Return the material word for word. Do not include the pictures.

(Data entries for graphics)
□ □ □ □ □ □ □

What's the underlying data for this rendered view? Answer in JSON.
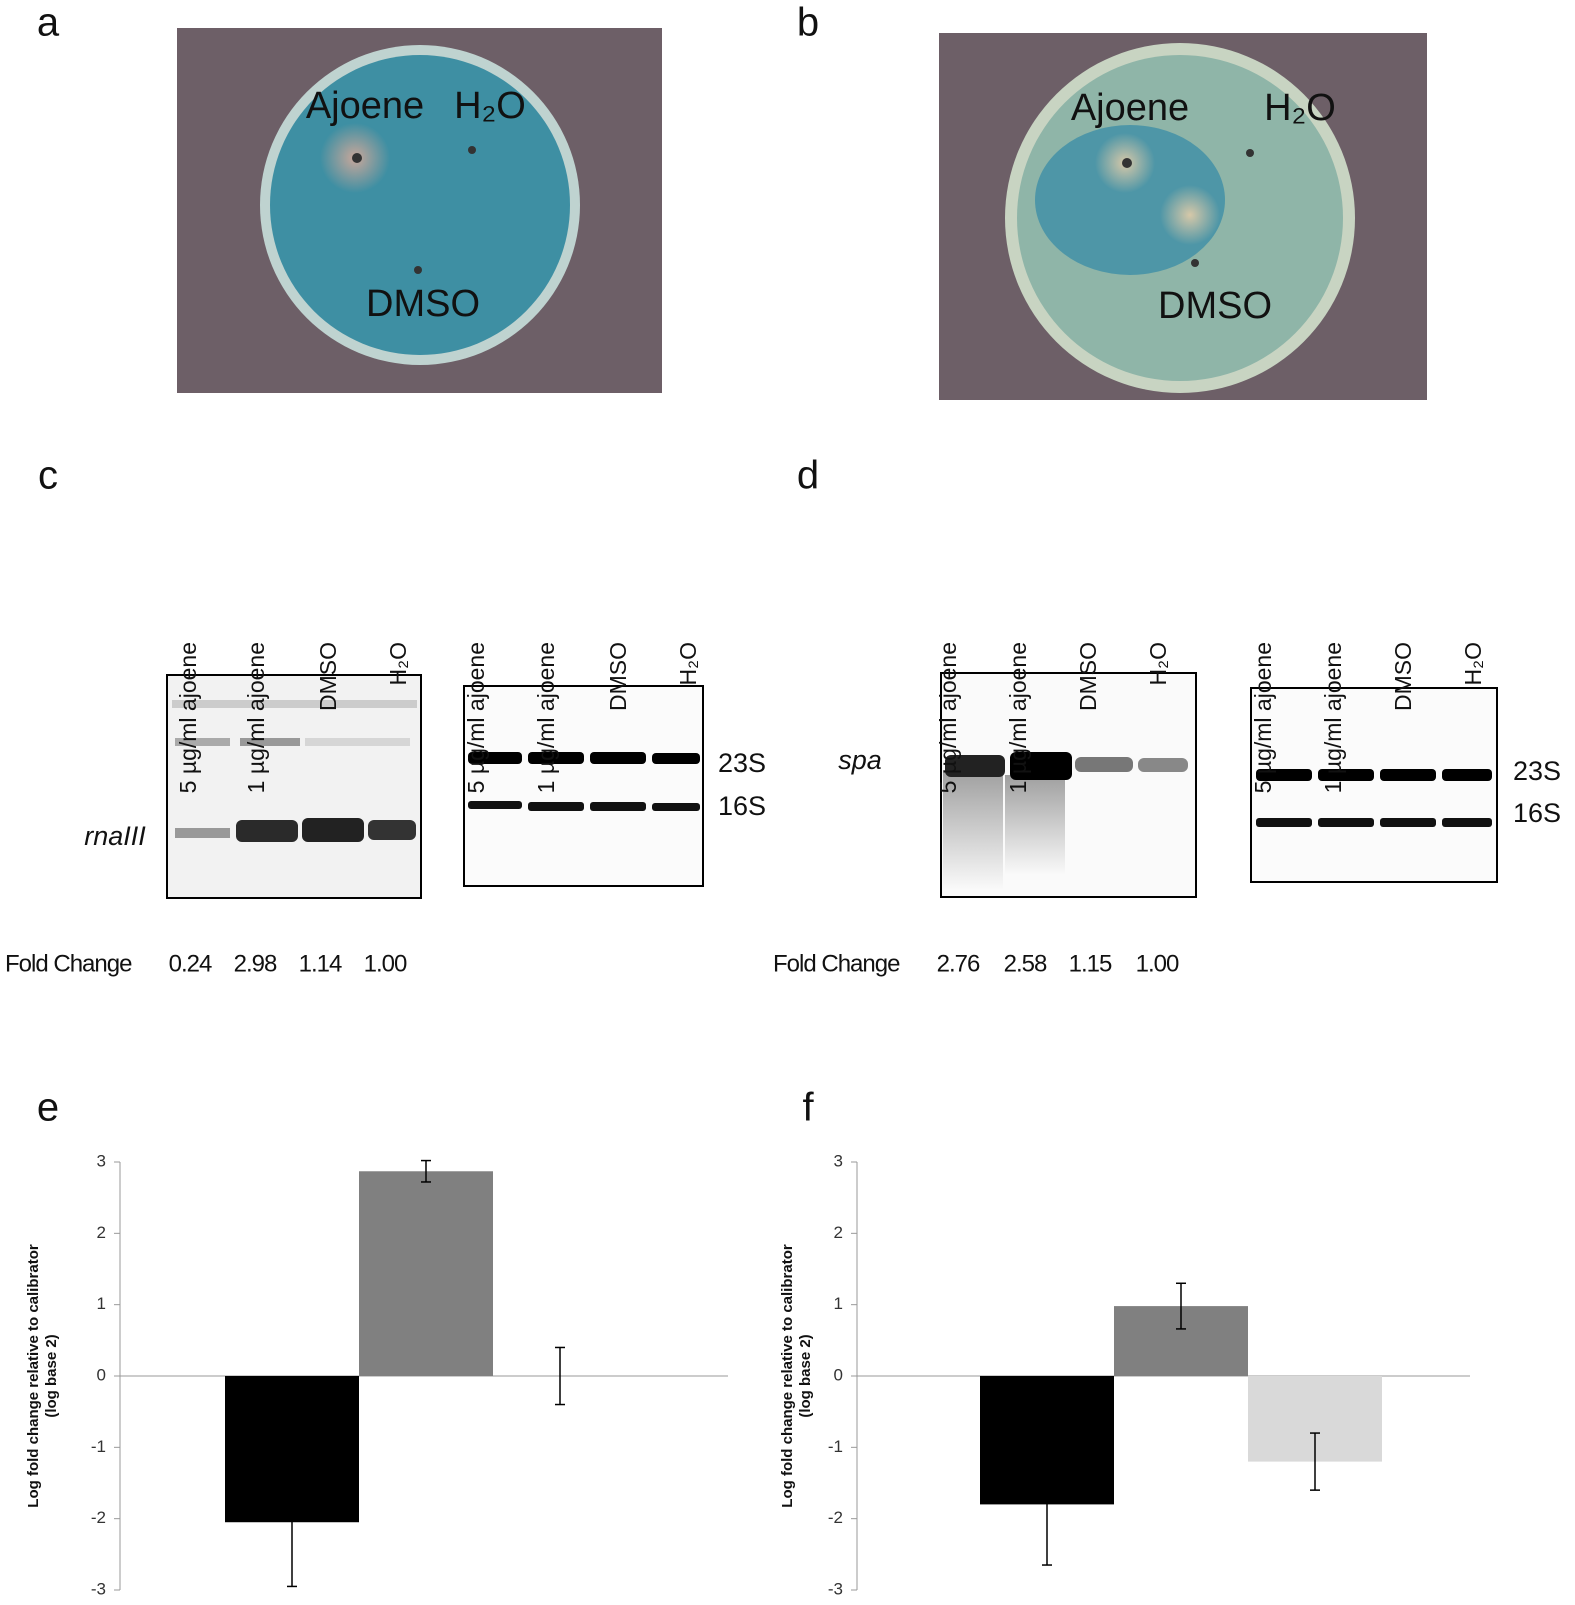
{
  "panels": {
    "a": {
      "label": "a",
      "labels": [
        "Ajoene",
        "H₂O",
        "DMSO"
      ]
    },
    "b": {
      "label": "b",
      "labels": [
        "Ajoene",
        "H₂O",
        "DMSO"
      ]
    },
    "c": {
      "label": "c",
      "blots": [
        {
          "lanes": [
            "5 µg/ml ajoene",
            "1 µg/ml ajoene",
            "DMSO",
            "H₂O"
          ]
        },
        {
          "lanes": [
            "5 µg/ml ajoene",
            "1 µg/ml ajoene",
            "DMSO",
            "H₂O"
          ]
        }
      ],
      "probe": "rnaIII",
      "bands": [
        "23S",
        "16S"
      ],
      "fold_change_label": "Fold Change",
      "fold_change": [
        "0.24",
        "2.98",
        "1.14",
        "1.00"
      ]
    },
    "d": {
      "label": "d",
      "blots": [
        {
          "lanes": [
            "5 µg/ml ajoene",
            "1 µg/ml ajoene",
            "DMSO",
            "H₂O"
          ]
        },
        {
          "lanes": [
            "5 µg/ml ajoene",
            "1 µg/ml ajoene",
            "DMSO",
            "H₂O"
          ]
        }
      ],
      "probe": "spa",
      "bands": [
        "23S",
        "16S"
      ],
      "fold_change_label": "Fold Change",
      "fold_change": [
        "2.76",
        "2.58",
        "1.15",
        "1.00"
      ]
    }
  },
  "chart_data": [
    {
      "type": "bar",
      "label": "e",
      "ylabel": [
        "Log fold change relative to calibrator",
        "(log base 2)"
      ],
      "categories": [
        null,
        null,
        null
      ],
      "values": [
        -2.05,
        2.87,
        0
      ],
      "errors": [
        0.9,
        0.15,
        0.4
      ],
      "colors": [
        "#000000",
        "#808080",
        "#d9d9d9"
      ],
      "ylim": [
        -3,
        3
      ],
      "yticks": [
        -3,
        -2,
        -1,
        0,
        1,
        2,
        3
      ]
    },
    {
      "type": "bar",
      "label": "f",
      "ylabel": [
        "Log fold change relative to calibrator",
        "(log base 2)"
      ],
      "categories": [
        null,
        null,
        null
      ],
      "values": [
        -1.8,
        0.98,
        -1.2
      ],
      "errors": [
        0.85,
        0.32,
        0.4
      ],
      "colors": [
        "#000000",
        "#808080",
        "#d9d9d9"
      ],
      "ylim": [
        -3,
        3
      ],
      "yticks": [
        -3,
        -2,
        -1,
        0,
        1,
        2,
        3
      ]
    }
  ]
}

□ □ □ □ □ □ □

Expected answer —
What's the underlying data for this rendered view? Answer in JSON.
{
  "panels": {
    "a": {
      "label": "a",
      "labels": [
        "Ajoene",
        "H₂O",
        "DMSO"
      ]
    },
    "b": {
      "label": "b",
      "labels": [
        "Ajoene",
        "H₂O",
        "DMSO"
      ]
    },
    "c": {
      "label": "c",
      "blots": [
        {
          "lanes": [
            "5 µg/ml ajoene",
            "1 µg/ml ajoene",
            "DMSO",
            "H₂O"
          ]
        },
        {
          "lanes": [
            "5 µg/ml ajoene",
            "1 µg/ml ajoene",
            "DMSO",
            "H₂O"
          ]
        }
      ],
      "probe": "rnaIII",
      "bands": [
        "23S",
        "16S"
      ],
      "fold_change_label": "Fold Change",
      "fold_change": [
        "0.24",
        "2.98",
        "1.14",
        "1.00"
      ]
    },
    "d": {
      "label": "d",
      "blots": [
        {
          "lanes": [
            "5 µg/ml ajoene",
            "1 µg/ml ajoene",
            "DMSO",
            "H₂O"
          ]
        },
        {
          "lanes": [
            "5 µg/ml ajoene",
            "1 µg/ml ajoene",
            "DMSO",
            "H₂O"
          ]
        }
      ],
      "probe": "spa",
      "bands": [
        "23S",
        "16S"
      ],
      "fold_change_label": "Fold Change",
      "fold_change": [
        "2.76",
        "2.58",
        "1.15",
        "1.00"
      ]
    }
  },
  "chart_data": [
    {
      "type": "bar",
      "label": "e",
      "ylabel": [
        "Log fold change relative to calibrator",
        "(log base 2)"
      ],
      "categories": [
        null,
        null,
        null
      ],
      "values": [
        -2.05,
        2.87,
        0
      ],
      "errors": [
        0.9,
        0.15,
        0.4
      ],
      "colors": [
        "#000000",
        "#808080",
        "#d9d9d9"
      ],
      "ylim": [
        -3,
        3
      ],
      "yticks": [
        -3,
        -2,
        -1,
        0,
        1,
        2,
        3
      ]
    },
    {
      "type": "bar",
      "label": "f",
      "ylabel": [
        "Log fold change relative to calibrator",
        "(log base 2)"
      ],
      "categories": [
        null,
        null,
        null
      ],
      "values": [
        -1.8,
        0.98,
        -1.2
      ],
      "errors": [
        0.85,
        0.32,
        0.4
      ],
      "colors": [
        "#000000",
        "#808080",
        "#d9d9d9"
      ],
      "ylim": [
        -3,
        3
      ],
      "yticks": [
        -3,
        -2,
        -1,
        0,
        1,
        2,
        3
      ]
    }
  ]
}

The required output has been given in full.